Text extract
=-=-=-=-=

Twas a good day for riding

Megan and I had agreed to a ride this morning in anticipation of the promised good weather.  I donned shorts and a light weight long sleeved Voler jersey.  I wore a Terry bolero over that for the first half of the ride.

We set out for Watertown heading out on the highway which has a nice big shoulder.  Although this is mostly rolling road, there was a constant headwind.  It wasn’t severe at 9-10 mph, but it was wearing on the legs.

When we got to Watertown we stopped and checked out the antique stores and a new pastry shop.  There was some good looking stuff in that last one!

Then we headed back on the much hillier country back roads.  Things are beginning to turn green and leaf out. 

We had one funny thing happen.  We had stopped before starting what I knew to be the steepest climb to give our quads a break.  A car pulled up beside us and asked if we would try their energy drink.  After some discussion we did.  It was good.  It had lots of different fruit  juices plus glucosamine, etc.  They gave us their numbers but the price was $35 a bottle!  I wish I could remember the name of the drink.

Next we proceeded up the hill.  I knew we would be rewarded by a straight downhill grade on the other side.  My Garmin has since told me it is 17.5%.  But I ran into a big, scary problem.  I scooched my rear back and settled into the drops.  But as I gained speed the handling began to get really squirelly, vibrating or wobbling.  It finally became nearly impossible to control the bike and I thought I would crash.  Carefully feathering the brakes slowed me down enough to get back under control.  I was really disappointed as I wanted to shoot for a new max speed.

=-=-=-=-=

Given data
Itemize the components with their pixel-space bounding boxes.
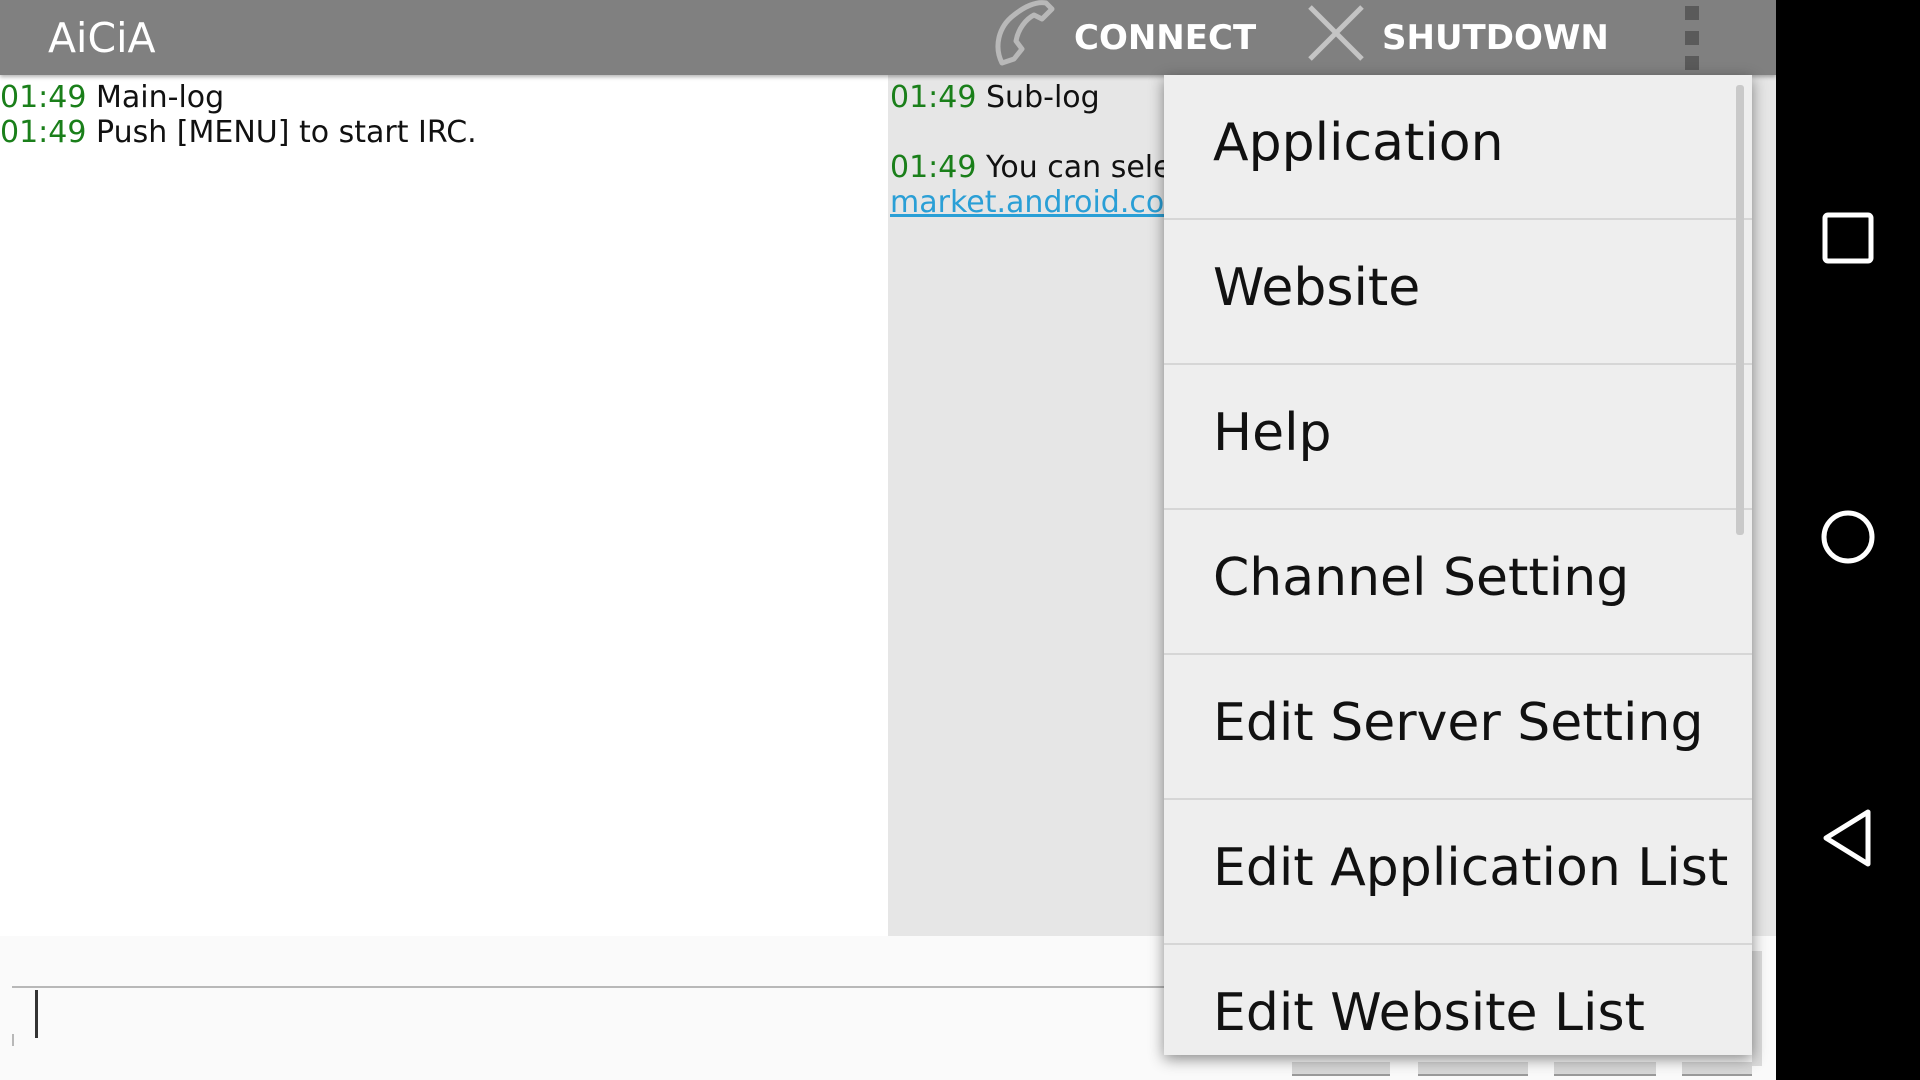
text-cursor [35,990,38,1038]
market-link[interactable]: market.android.com/ [890,185,1204,220]
log-timestamp: 01:49 [890,80,977,115]
close-icon [1304,1,1382,74]
app-title: AiCiA [48,14,156,62]
back-button[interactable] [1818,808,1878,872]
bottom-button[interactable] [1292,1062,1390,1076]
overflow-menu-button[interactable] [1680,6,1704,70]
menu-scrollbar[interactable] [1736,85,1744,535]
log-timestamp: 01:49 [0,115,87,150]
menu-item-application[interactable]: Application [1164,75,1752,220]
navigation-bar [1776,0,1920,1080]
recents-icon [1821,211,1875,269]
menu-shadow-edge [1752,951,1762,1066]
connect-label: CONNECT [1074,17,1257,58]
message-input[interactable] [12,986,1202,988]
log-timestamp: 01:49 [890,150,977,185]
phone-icon [988,0,1074,78]
menu-item-label: Edit Application List [1213,838,1729,898]
home-icon [1818,507,1878,571]
connect-button[interactable]: CONNECT [988,0,1256,75]
log-text: Push [MENU] to start IRC. [96,115,477,150]
screen: AiCiA CONNECT SHUTDOWN 01:49 Main-log 01… [0,0,1920,1080]
log-line: 01:49 Sub-log [890,80,1204,115]
menu-item-website[interactable]: Website [1164,220,1752,365]
recents-button[interactable] [1818,210,1878,270]
log-timestamp: 01:49 [0,80,87,115]
log-line: 01:49 Main-log [0,80,888,115]
action-bar: AiCiA CONNECT SHUTDOWN [0,0,1776,75]
log-text: Sub-log [986,80,1100,115]
log-line: market.android.com/ [890,185,1204,220]
menu-item-label: Channel Setting [1213,548,1630,608]
bottom-button[interactable] [1418,1062,1528,1076]
menu-item-edit-application-list[interactable]: Edit Application List [1164,800,1752,945]
menu-item-edit-server-setting[interactable]: Edit Server Setting [1164,655,1752,800]
log-text: Main-log [96,80,225,115]
shutdown-label: SHUTDOWN [1382,17,1609,58]
home-button[interactable] [1818,509,1878,569]
bottom-button[interactable] [1682,1062,1752,1076]
menu-item-label: Application [1213,113,1504,173]
menu-item-channel-setting[interactable]: Channel Setting [1164,510,1752,655]
menu-item-edit-website-list[interactable]: Edit Website List [1164,945,1752,1055]
bottom-button[interactable] [1554,1062,1656,1076]
menu-item-label: Website [1213,258,1421,318]
menu-item-label: Edit Server Setting [1213,693,1704,753]
main-log-panel[interactable]: 01:49 Main-log 01:49 Push [MENU] to star… [0,80,888,935]
back-icon [1820,808,1876,872]
log-line: 01:49 Push [MENU] to start IRC. [0,115,888,150]
input-underline-corner [12,1034,14,1046]
overflow-menu-icon [1685,6,1699,70]
overflow-popup-menu: Application Website Help Channel Setting… [1164,75,1752,1055]
log-line: 01:49 You can select [890,150,1204,185]
menu-item-help[interactable]: Help [1164,365,1752,510]
menu-item-label: Edit Website List [1213,983,1645,1043]
menu-item-label: Help [1213,403,1332,463]
shutdown-button[interactable]: SHUTDOWN [1304,0,1609,75]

=-=-=-=-=

Goal 1
Name every item of clothing worn on the ride, according to the ride account.
Goal 2
Rewrite the records from the line containing "text-cursor [35,990,38,1038]" down to the line containing "bottom-button[interactable] [1554,1062,1656,1076]", putting "log-time" wherever "log-timestamp" appears and changing nothing else.

Expected answer 1
- Shorts
- A light weight long sleeved Voler jersey
- A Terry bolero

Expected answer 2
text-cursor [35,990,38,1038]
market-link[interactable]: market.android.com/ [890,185,1204,220]
log-time: 01:49 [890,80,977,115]
close-icon [1304,1,1382,74]
app-title: AiCiA [48,14,156,62]
back-button[interactable] [1818,808,1878,872]
bottom-button[interactable] [1292,1062,1390,1076]
overflow-menu-button[interactable] [1680,6,1704,70]
menu-scrollbar[interactable] [1736,85,1744,535]
log-time: 01:49 [0,115,87,150]
menu-item-application[interactable]: Application [1164,75,1752,220]
navigation-bar [1776,0,1920,1080]
recents-icon [1821,211,1875,269]
menu-shadow-edge [1752,951,1762,1066]
connect-label: CONNECT [1074,17,1257,58]
message-input[interactable] [12,986,1202,988]
log-time: 01:49 [890,150,977,185]
phone-icon [988,0,1074,78]
menu-item-label: Edit Application List [1213,838,1729,898]
home-icon [1818,507,1878,571]
connect-button[interactable]: CONNECT [988,0,1256,75]
log-text: Push [MENU] to start IRC. [96,115,477,150]
screen: AiCiA CONNECT SHUTDOWN 01:49 Main-log 01… [0,0,1920,1080]
log-line: 01:49 Sub-log [890,80,1204,115]
menu-item-website[interactable]: Website [1164,220,1752,365]
recents-button[interactable] [1818,210,1878,270]
log-time: 01:49 [0,80,87,115]
log-line: 01:49 Main-log [0,80,888,115]
action-bar: AiCiA CONNECT SHUTDOWN [0,0,1776,75]
log-text: Sub-log [986,80,1100,115]
log-line: market.android.com/ [890,185,1204,220]
menu-item-label: Channel Setting [1213,548,1630,608]
bottom-button[interactable] [1418,1062,1528,1076]
menu-item-edit-application-list[interactable]: Edit Application List [1164,800,1752,945]
menu-item-edit-server-setting[interactable]: Edit Server Setting [1164,655,1752,800]
log-text: Main-log [96,80,225,115]
shutdown-label: SHUTDOWN [1382,17,1609,58]
home-button[interactable] [1818,509,1878,569]
bottom-button[interactable] [1682,1062,1752,1076]
menu-item-label: Application [1213,113,1504,173]
menu-item-channel-setting[interactable]: Channel Setting [1164,510,1752,655]
menu-item-edit-website-list[interactable]: Edit Website List [1164,945,1752,1055]
bottom-button[interactable] [1554,1062,1656,1076]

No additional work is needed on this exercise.